▸ **Task directions**
Extract each line holding the word "United" from the entries.

-=-=-=-=-

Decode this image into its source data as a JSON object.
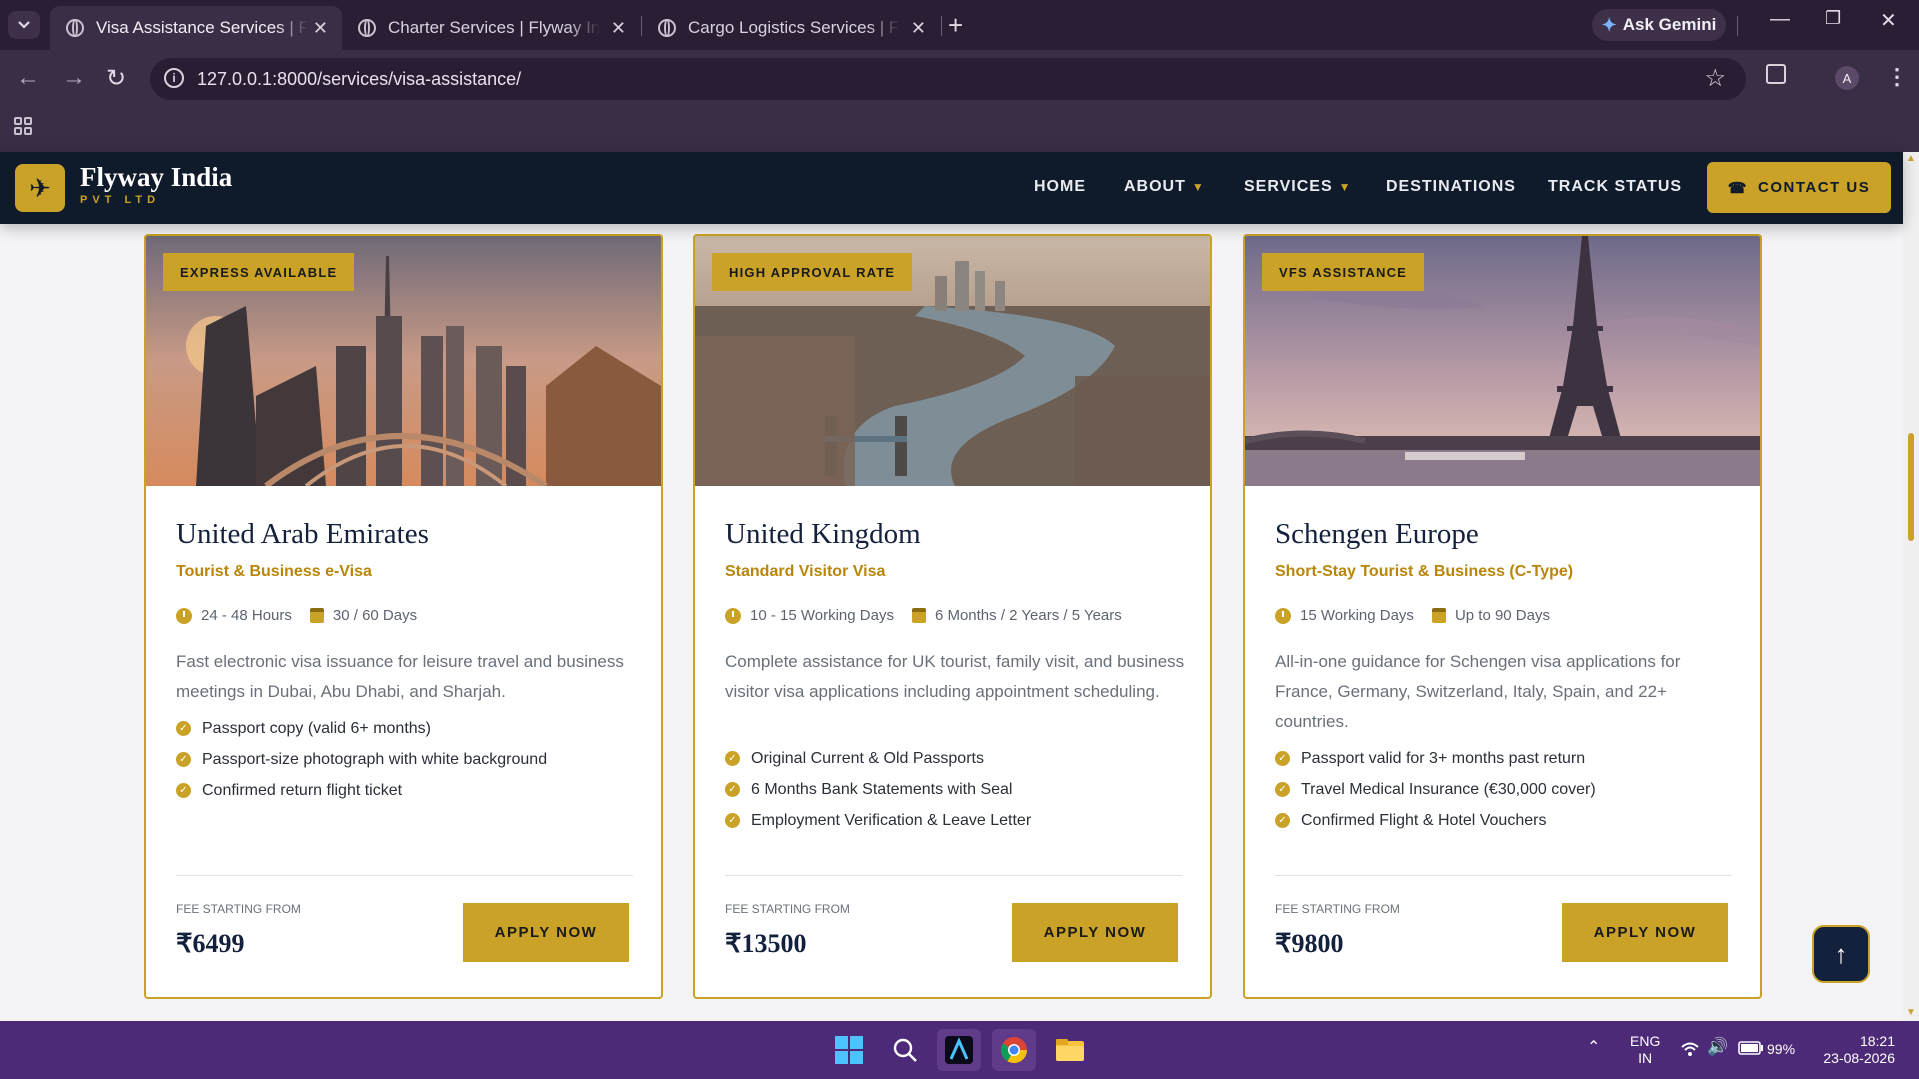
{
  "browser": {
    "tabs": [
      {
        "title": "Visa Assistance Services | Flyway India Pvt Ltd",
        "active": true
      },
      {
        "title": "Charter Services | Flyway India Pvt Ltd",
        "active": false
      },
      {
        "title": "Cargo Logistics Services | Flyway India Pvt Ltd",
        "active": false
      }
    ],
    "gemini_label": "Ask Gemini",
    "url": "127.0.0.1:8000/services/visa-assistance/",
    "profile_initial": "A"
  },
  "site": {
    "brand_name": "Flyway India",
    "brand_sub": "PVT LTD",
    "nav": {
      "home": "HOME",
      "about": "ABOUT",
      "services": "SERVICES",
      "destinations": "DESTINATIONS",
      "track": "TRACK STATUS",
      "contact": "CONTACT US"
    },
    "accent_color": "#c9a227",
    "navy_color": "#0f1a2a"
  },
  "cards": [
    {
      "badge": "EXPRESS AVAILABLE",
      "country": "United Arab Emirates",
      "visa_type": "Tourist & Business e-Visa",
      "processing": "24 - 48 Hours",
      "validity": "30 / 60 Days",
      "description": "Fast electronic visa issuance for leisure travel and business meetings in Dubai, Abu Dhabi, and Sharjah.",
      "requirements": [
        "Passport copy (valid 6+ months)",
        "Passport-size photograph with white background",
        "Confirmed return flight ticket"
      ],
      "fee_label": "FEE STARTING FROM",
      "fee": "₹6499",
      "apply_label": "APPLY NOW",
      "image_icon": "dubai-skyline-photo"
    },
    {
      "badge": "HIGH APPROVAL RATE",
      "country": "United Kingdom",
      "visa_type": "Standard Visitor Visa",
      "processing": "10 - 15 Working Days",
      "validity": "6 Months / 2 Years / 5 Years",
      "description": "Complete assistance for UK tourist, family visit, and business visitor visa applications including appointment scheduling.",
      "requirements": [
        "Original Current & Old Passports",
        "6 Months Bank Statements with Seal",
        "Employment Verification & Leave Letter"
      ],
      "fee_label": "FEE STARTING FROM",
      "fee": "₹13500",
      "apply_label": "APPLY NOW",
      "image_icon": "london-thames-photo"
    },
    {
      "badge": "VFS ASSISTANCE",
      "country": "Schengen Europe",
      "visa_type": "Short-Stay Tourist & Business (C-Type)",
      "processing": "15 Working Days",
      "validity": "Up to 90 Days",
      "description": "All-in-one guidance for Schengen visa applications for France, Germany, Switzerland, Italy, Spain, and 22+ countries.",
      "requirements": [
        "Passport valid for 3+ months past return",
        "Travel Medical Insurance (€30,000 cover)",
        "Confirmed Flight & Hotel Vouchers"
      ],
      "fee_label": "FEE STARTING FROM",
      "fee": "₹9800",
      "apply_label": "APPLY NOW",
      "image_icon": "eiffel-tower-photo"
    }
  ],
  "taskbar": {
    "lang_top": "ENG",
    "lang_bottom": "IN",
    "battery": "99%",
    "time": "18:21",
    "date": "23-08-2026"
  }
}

-=-=-=-=-

▸ **Output of the exercise**
      "country": "United Arab Emirates",
      "country": "United Kingdom",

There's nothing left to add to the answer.